EXERCISE TASK:
Output each entry that follows exactly. Images stay out.

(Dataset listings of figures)
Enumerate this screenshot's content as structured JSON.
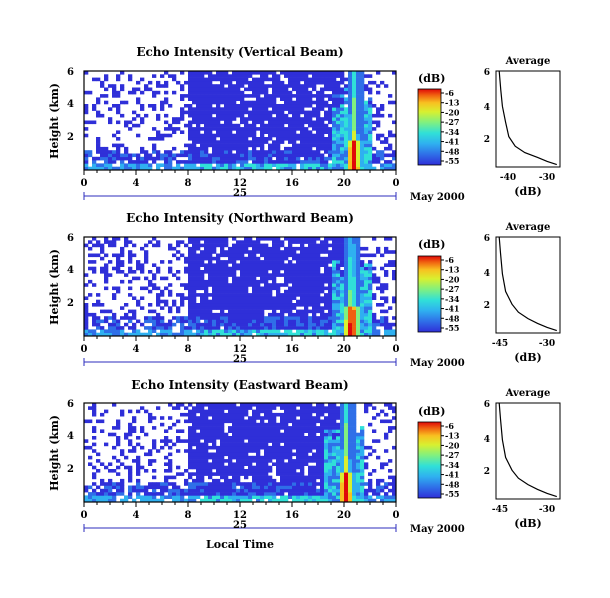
{
  "figure": {
    "xlabel": "Local Time",
    "x_ticks": [
      "0",
      "4",
      "8",
      "12",
      "16",
      "20",
      "0"
    ],
    "day_label": "25",
    "date_label": "May 2000",
    "ylabel": "Height (km)",
    "y_ticks": [
      "2",
      "4",
      "6"
    ],
    "colorbar": {
      "unit": "(dB)",
      "ticks": [
        "-6",
        "-13",
        "-20",
        "-27",
        "-34",
        "-41",
        "-48",
        "-55"
      ],
      "colors": [
        "#2f2fd8",
        "#2f6fe8",
        "#2fb0f0",
        "#30e0d8",
        "#80f080",
        "#d8f030",
        "#f8c020",
        "#f06010",
        "#e00808"
      ]
    },
    "average_title": "Average",
    "average_xlabel": "(dB)"
  },
  "chart_data": [
    {
      "type": "heatmap",
      "title": "Echo Intensity (Vertical Beam)",
      "xlabel": "",
      "ylabel": "Height (km)",
      "xlim": [
        0,
        24
      ],
      "ylim": [
        0,
        6
      ],
      "clim": [
        -55,
        -6
      ],
      "x_unit": "hours local time, 25 May 2000",
      "storm_peak": {
        "x_start": 20.2,
        "x_end": 21.4,
        "max_height": 6
      },
      "average_profile": {
        "xlabel": "(dB)",
        "x_ticks": [
          "-40",
          "-30"
        ],
        "xlim": [
          -47,
          -27
        ],
        "ylim": [
          0,
          6
        ],
        "x": [
          -46,
          -45.5,
          -45,
          -44,
          -43,
          -41,
          -38,
          -34,
          -31,
          -28
        ],
        "y": [
          6.0,
          4.8,
          3.8,
          2.8,
          1.9,
          1.3,
          0.9,
          0.6,
          0.35,
          0.15
        ]
      }
    },
    {
      "type": "heatmap",
      "title": "Echo Intensity (Northward Beam)",
      "xlabel": "",
      "ylabel": "Height (km)",
      "xlim": [
        0,
        24
      ],
      "ylim": [
        0,
        6
      ],
      "clim": [
        -55,
        -6
      ],
      "x_unit": "hours local time, 25 May 2000",
      "storm_peak": {
        "x_start": 20.0,
        "x_end": 21.3,
        "max_height": 6
      },
      "average_profile": {
        "xlabel": "(dB)",
        "x_ticks": [
          "-45",
          "-30"
        ],
        "xlim": [
          -47,
          -27
        ],
        "ylim": [
          0,
          6
        ],
        "x": [
          -46,
          -45.6,
          -45,
          -44,
          -42,
          -40,
          -37,
          -34,
          -31,
          -28
        ],
        "y": [
          6.0,
          5.0,
          3.7,
          2.6,
          1.8,
          1.3,
          0.9,
          0.6,
          0.35,
          0.15
        ]
      }
    },
    {
      "type": "heatmap",
      "title": "Echo Intensity (Eastward Beam)",
      "xlabel": "Local Time",
      "ylabel": "Height (km)",
      "xlim": [
        0,
        24
      ],
      "ylim": [
        0,
        6
      ],
      "clim": [
        -55,
        -6
      ],
      "x_unit": "hours local time, 25 May 2000",
      "storm_peak": {
        "x_start": 19.6,
        "x_end": 20.8,
        "max_height": 6
      },
      "average_profile": {
        "xlabel": "(dB)",
        "x_ticks": [
          "-45",
          "-30"
        ],
        "xlim": [
          -47,
          -27
        ],
        "ylim": [
          0,
          6
        ],
        "x": [
          -46,
          -45.6,
          -45,
          -44,
          -42,
          -40,
          -37,
          -34,
          -31,
          -28
        ],
        "y": [
          6.0,
          5.0,
          3.7,
          2.6,
          1.8,
          1.3,
          0.9,
          0.6,
          0.35,
          0.15
        ]
      }
    }
  ]
}
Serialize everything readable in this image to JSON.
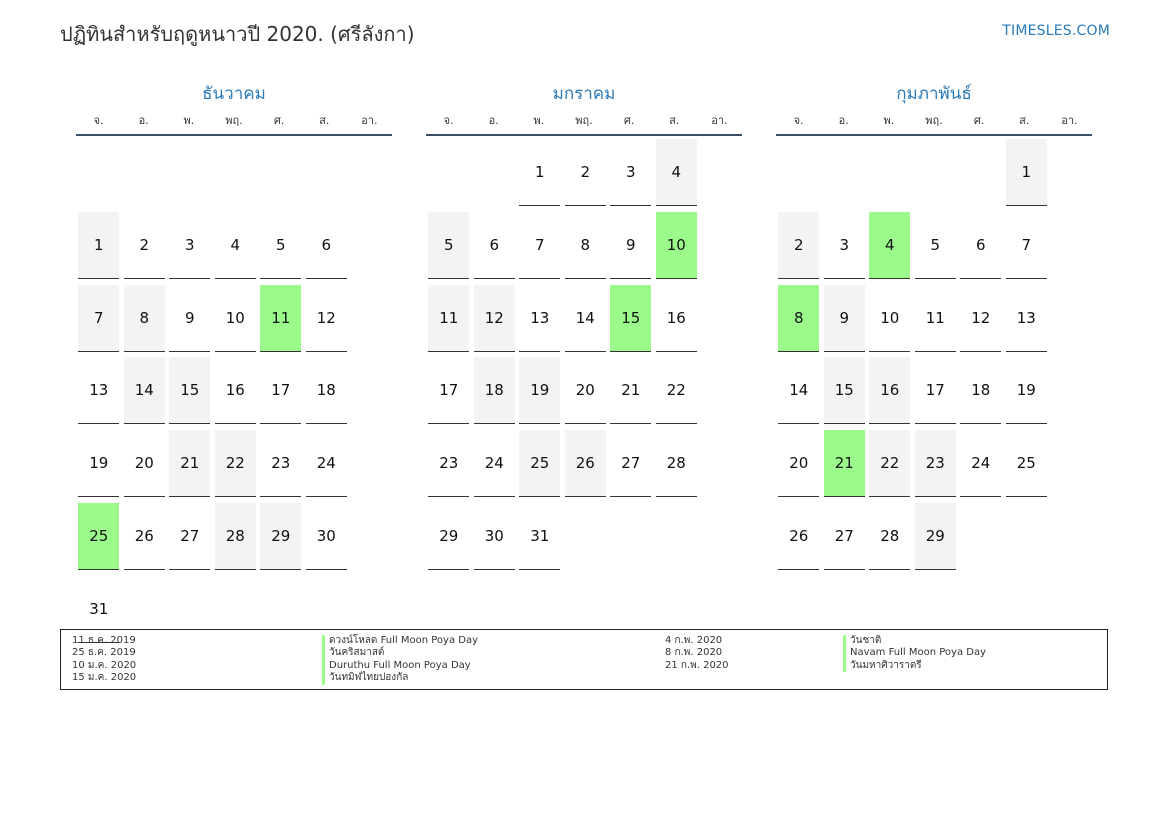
{
  "title": "ปฏิทินสำหรับฤดูหนาวปี 2020. (ศรีลังกา)",
  "brand": "TIMESLES.COM",
  "colors": {
    "accent": "#2a7ab8",
    "holiday": "#9afa8a",
    "weekend": "#f3f3f3"
  },
  "weekdays": [
    "จ.",
    "อ.",
    "พ.",
    "พฤ.",
    "ศ.",
    "ส.",
    "อา."
  ],
  "months": [
    {
      "name": "ธันวาคม",
      "cells": [
        "",
        "",
        "",
        "",
        "",
        "",
        "1",
        "2",
        "3",
        "4",
        "5",
        "6",
        "7",
        "8",
        "9",
        "10",
        "11",
        "12",
        "13",
        "14",
        "15",
        "16",
        "17",
        "18",
        "19",
        "20",
        "21",
        "22",
        "23",
        "24",
        "25",
        "26",
        "27",
        "28",
        "29",
        "30",
        "31"
      ],
      "holidays": [
        "11",
        "25"
      ]
    },
    {
      "name": "มกราคม",
      "cells": [
        "",
        "",
        "1",
        "2",
        "3",
        "4",
        "5",
        "6",
        "7",
        "8",
        "9",
        "10",
        "11",
        "12",
        "13",
        "14",
        "15",
        "16",
        "17",
        "18",
        "19",
        "20",
        "21",
        "22",
        "23",
        "24",
        "25",
        "26",
        "27",
        "28",
        "29",
        "30",
        "31"
      ],
      "holidays": [
        "10",
        "15"
      ]
    },
    {
      "name": "กุมภาพันธ์",
      "cells": [
        "",
        "",
        "",
        "",
        "",
        "1",
        "2",
        "3",
        "4",
        "5",
        "6",
        "7",
        "8",
        "9",
        "10",
        "11",
        "12",
        "13",
        "14",
        "15",
        "16",
        "17",
        "18",
        "19",
        "20",
        "21",
        "22",
        "23",
        "24",
        "25",
        "26",
        "27",
        "28",
        "29"
      ],
      "holidays": [
        "4",
        "8",
        "21"
      ]
    }
  ],
  "legend": {
    "left": [
      {
        "date": "11 ธ.ค. 2019",
        "name": "ดวงน์โหลด Full Moon Poya Day"
      },
      {
        "date": "25 ธ.ค. 2019",
        "name": "วันคริสมาสต์"
      },
      {
        "date": "10 ม.ค. 2020",
        "name": "Duruthu Full Moon Poya Day"
      },
      {
        "date": "15 ม.ค. 2020",
        "name": "วันทมิฬไทยปองกัล"
      }
    ],
    "right": [
      {
        "date": "4 ก.พ. 2020",
        "name": "วันชาติ"
      },
      {
        "date": "8 ก.พ. 2020",
        "name": "Navam Full Moon Poya Day"
      },
      {
        "date": "21 ก.พ. 2020",
        "name": "วันมหาศิวาราตรี"
      }
    ]
  }
}
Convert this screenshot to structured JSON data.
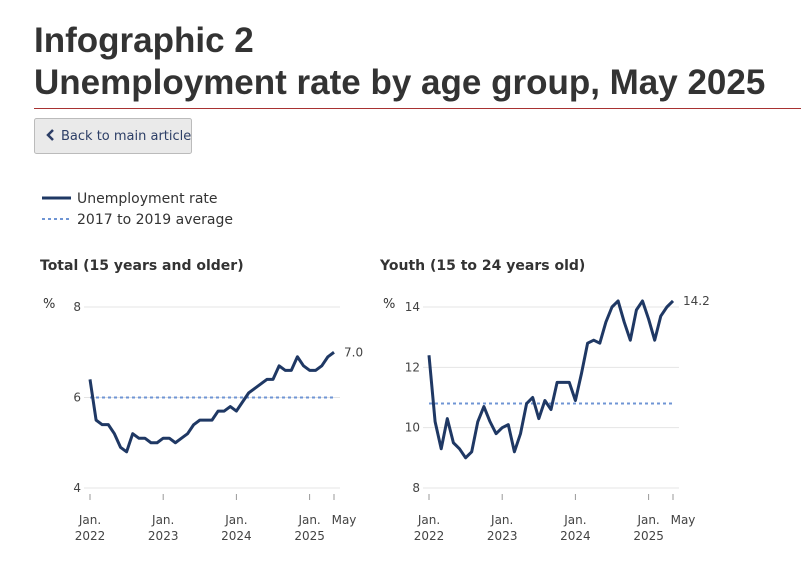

SOLUTION TO THIS PROBLEM:
Enumerate this screenshot's content as structured JSON.
{
  "figure": {
    "xlabel": "Local Time",
    "x_ticks": [
      "0",
      "4",
      "8",
      "12",
      "16",
      "20",
      "0"
    ],
    "day_label": "25",
    "date_label": "May 2000",
    "ylabel": "Height (km)",
    "y_ticks": [
      "2",
      "4",
      "6"
    ],
    "colorbar": {
      "unit": "(dB)",
      "ticks": [
        "-6",
        "-13",
        "-20",
        "-27",
        "-34",
        "-41",
        "-48",
        "-55"
      ],
      "colors": [
        "#2f2fd8",
        "#2f6fe8",
        "#2fb0f0",
        "#30e0d8",
        "#80f080",
        "#d8f030",
        "#f8c020",
        "#f06010",
        "#e00808"
      ]
    },
    "average_title": "Average",
    "average_xlabel": "(dB)"
  },
  "chart_data": [
    {
      "type": "heatmap",
      "title": "Echo Intensity (Vertical Beam)",
      "xlabel": "",
      "ylabel": "Height (km)",
      "xlim": [
        0,
        24
      ],
      "ylim": [
        0,
        6
      ],
      "clim": [
        -55,
        -6
      ],
      "x_unit": "hours local time, 25 May 2000",
      "storm_peak": {
        "x_start": 20.2,
        "x_end": 21.4,
        "max_height": 6
      },
      "average_profile": {
        "xlabel": "(dB)",
        "x_ticks": [
          "-40",
          "-30"
        ],
        "xlim": [
          -47,
          -27
        ],
        "ylim": [
          0,
          6
        ],
        "x": [
          -46,
          -45.5,
          -45,
          -44,
          -43,
          -41,
          -38,
          -34,
          -31,
          -28
        ],
        "y": [
          6.0,
          4.8,
          3.8,
          2.8,
          1.9,
          1.3,
          0.9,
          0.6,
          0.35,
          0.15
        ]
      }
    },
    {
      "type": "heatmap",
      "title": "Echo Intensity (Northward Beam)",
      "xlabel": "",
      "ylabel": "Height (km)",
      "xlim": [
        0,
        24
      ],
      "ylim": [
        0,
        6
      ],
      "clim": [
        -55,
        -6
      ],
      "x_unit": "hours local time, 25 May 2000",
      "storm_peak": {
        "x_start": 20.0,
        "x_end": 21.3,
        "max_height": 6
      },
      "average_profile": {
        "xlabel": "(dB)",
        "x_ticks": [
          "-45",
          "-30"
        ],
        "xlim": [
          -47,
          -27
        ],
        "ylim": [
          0,
          6
        ],
        "x": [
          -46,
          -45.6,
          -45,
          -44,
          -42,
          -40,
          -37,
          -34,
          -31,
          -28
        ],
        "y": [
          6.0,
          5.0,
          3.7,
          2.6,
          1.8,
          1.3,
          0.9,
          0.6,
          0.35,
          0.15
        ]
      }
    },
    {
      "type": "heatmap",
      "title": "Echo Intensity (Eastward Beam)",
      "xlabel": "Local Time",
      "ylabel": "Height (km)",
      "xlim": [
        0,
        24
      ],
      "ylim": [
        0,
        6
      ],
      "clim": [
        -55,
        -6
      ],
      "x_unit": "hours local time, 25 May 2000",
      "storm_peak": {
        "x_start": 19.6,
        "x_end": 20.8,
        "max_height": 6
      },
      "average_profile": {
        "xlabel": "(dB)",
        "x_ticks": [
          "-45",
          "-30"
        ],
        "xlim": [
          -47,
          -27
        ],
        "ylim": [
          0,
          6
        ],
        "x": [
          -46,
          -45.6,
          -45,
          -44,
          -42,
          -40,
          -37,
          -34,
          -31,
          -28
        ],
        "y": [
          6.0,
          5.0,
          3.7,
          2.6,
          1.8,
          1.3,
          0.9,
          0.6,
          0.35,
          0.15
        ]
      }
    }
  ]
}
Serialize everything readable in this image to JSON.
{
  "title": "ปฏิทินสำหรับฤดูหนาวปี 2020. (ศรีลังกา)",
  "brand": "TIMESLES.COM",
  "colors": {
    "accent": "#2a7ab8",
    "holiday": "#9afa8a",
    "weekend": "#f3f3f3"
  },
  "weekdays": [
    "จ.",
    "อ.",
    "พ.",
    "พฤ.",
    "ศ.",
    "ส.",
    "อา."
  ],
  "months": [
    {
      "name": "ธันวาคม",
      "cells": [
        "",
        "",
        "",
        "",
        "",
        "",
        "1",
        "2",
        "3",
        "4",
        "5",
        "6",
        "7",
        "8",
        "9",
        "10",
        "11",
        "12",
        "13",
        "14",
        "15",
        "16",
        "17",
        "18",
        "19",
        "20",
        "21",
        "22",
        "23",
        "24",
        "25",
        "26",
        "27",
        "28",
        "29",
        "30",
        "31"
      ],
      "holidays": [
        "11",
        "25"
      ]
    },
    {
      "name": "มกราคม",
      "cells": [
        "",
        "",
        "1",
        "2",
        "3",
        "4",
        "5",
        "6",
        "7",
        "8",
        "9",
        "10",
        "11",
        "12",
        "13",
        "14",
        "15",
        "16",
        "17",
        "18",
        "19",
        "20",
        "21",
        "22",
        "23",
        "24",
        "25",
        "26",
        "27",
        "28",
        "29",
        "30",
        "31"
      ],
      "holidays": [
        "10",
        "15"
      ]
    },
    {
      "name": "กุมภาพันธ์",
      "cells": [
        "",
        "",
        "",
        "",
        "",
        "1",
        "2",
        "3",
        "4",
        "5",
        "6",
        "7",
        "8",
        "9",
        "10",
        "11",
        "12",
        "13",
        "14",
        "15",
        "16",
        "17",
        "18",
        "19",
        "20",
        "21",
        "22",
        "23",
        "24",
        "25",
        "26",
        "27",
        "28",
        "29"
      ],
      "holidays": [
        "4",
        "8",
        "21"
      ]
    }
  ],
  "legend": {
    "left": [
      {
        "date": "11 ธ.ค. 2019",
        "name": "ดวงน์โหลด Full Moon Poya Day"
      },
      {
        "date": "25 ธ.ค. 2019",
        "name": "วันคริสมาสต์"
      },
      {
        "date": "10 ม.ค. 2020",
        "name": "Duruthu Full Moon Poya Day"
      },
      {
        "date": "15 ม.ค. 2020",
        "name": "วันทมิฬไทยปองกัล"
      }
    ],
    "right": [
      {
        "date": "4 ก.พ. 2020",
        "name": "วันชาติ"
      },
      {
        "date": "8 ก.พ. 2020",
        "name": "Navam Full Moon Poya Day"
      },
      {
        "date": "21 ก.พ. 2020",
        "name": "วันมหาศิวาราตรี"
      }
    ]
  }
}
Convert this screenshot to structured JSON data.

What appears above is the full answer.